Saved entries

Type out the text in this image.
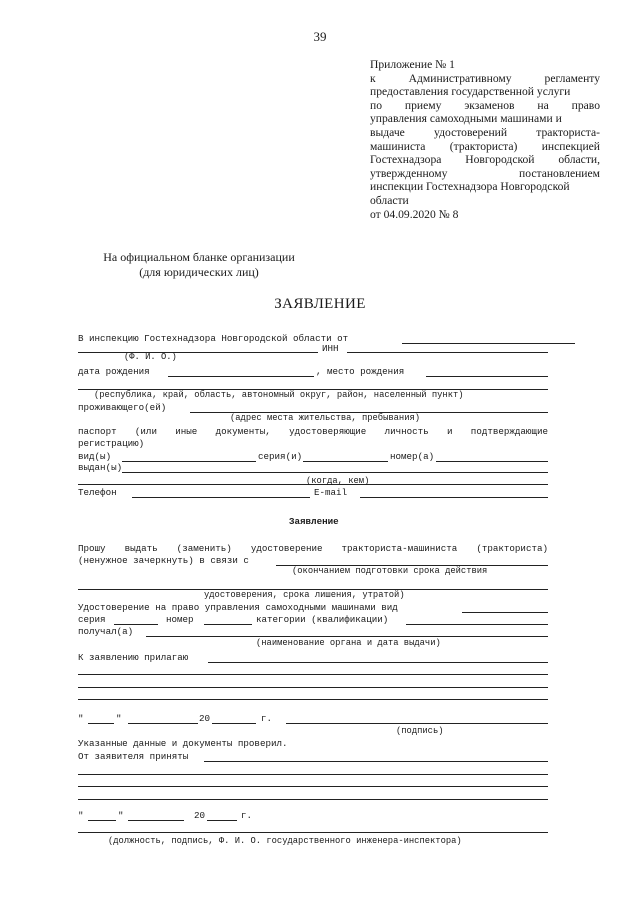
39
Приложение № 1
к Административному регламенту
предоставления государственной услуги
по приему экзаменов на право
управления самоходными машинами и
выдаче удостоверений тракториста-
машиниста (тракториста) инспекцией
Гостехнадзора Новгородской области,
утвержденному постановлением
инспекции Гостехнадзора Новгородской
области
от 04.09.2020 № 8
На официальном бланке организации
(для юридических лиц)
ЗАЯВЛЕНИЕ
В инспекцию Гостехнадзора Новгородской области от
ИНН
(Ф. И. О.)
дата рождения	, место рождения
(республика, край, область, автономный округ, район, населенный пункт)
проживающего(ей)
(адрес места жительства, пребывания)
паспорт (или иные документы, удостоверяющие личность и подтверждающие
регистрацию)
вид(ы)	серия(и)	номер(а)
выдан(ы)
(когда, кем)
Телефон	E-mail
Заявление
Прошу выдать (заменить) удостоверение тракториста-машиниста (тракториста)
(ненужное зачеркнуть) в связи с
(окончанием подготовки срока действия
удостоверения, срока лишения, утратой)
Удостоверение на право управления самоходными машинами вид
серия	номер	категории (квалификации)
получал(а)
(наименование органа и дата выдачи)
К заявлению прилагаю
"	"	20	г.
(подпись)
Указанные данные и документы проверил.
От заявителя приняты
"	"	20	г.
(должность, подпись, Ф. И. О. государственного инженера-инспектора)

* _AIM OF THE EXERCISE_
Reproduce every entry word for word, but omit the pictures.

* _COMPLETE OUTPUT_
Type out the text in this image.
39
Приложение № 1
к Административному регламенту
предоставления государственной услуги
по приему экзаменов на право
управления самоходными машинами и
выдаче удостоверений тракториста-
машиниста (тракториста) инспекцией
Гостехнадзора Новгородской области,
утвержденному постановлением
инспекции Гостехнадзора Новгородской
области
от 04.09.2020 № 8
На официальном бланке организации
(для юридических лиц)
ЗАЯВЛЕНИЕ
В инспекцию Гостехнадзора Новгородской области от
ИНН
(Ф. И. О.)
дата рождения	, место рождения
(республика, край, область, автономный округ, район, населенный пункт)
проживающего(ей)
(адрес места жительства, пребывания)
паспорт (или иные документы, удостоверяющие личность и подтверждающие
регистрацию)
вид(ы)	серия(и)	номер(а)
выдан(ы)
(когда, кем)
Телефон	E-mail
Заявление
Прошу выдать (заменить) удостоверение тракториста-машиниста (тракториста)
(ненужное зачеркнуть) в связи с
(окончанием подготовки срока действия
удостоверения, срока лишения, утратой)
Удостоверение на право управления самоходными машинами вид
серия	номер	категории (квалификации)
получал(а)
(наименование органа и дата выдачи)
К заявлению прилагаю
"	"	20	г.
(подпись)
Указанные данные и документы проверил.
От заявителя приняты
"	"	20	г.
(должность, подпись, Ф. И. О. государственного инженера-инспектора)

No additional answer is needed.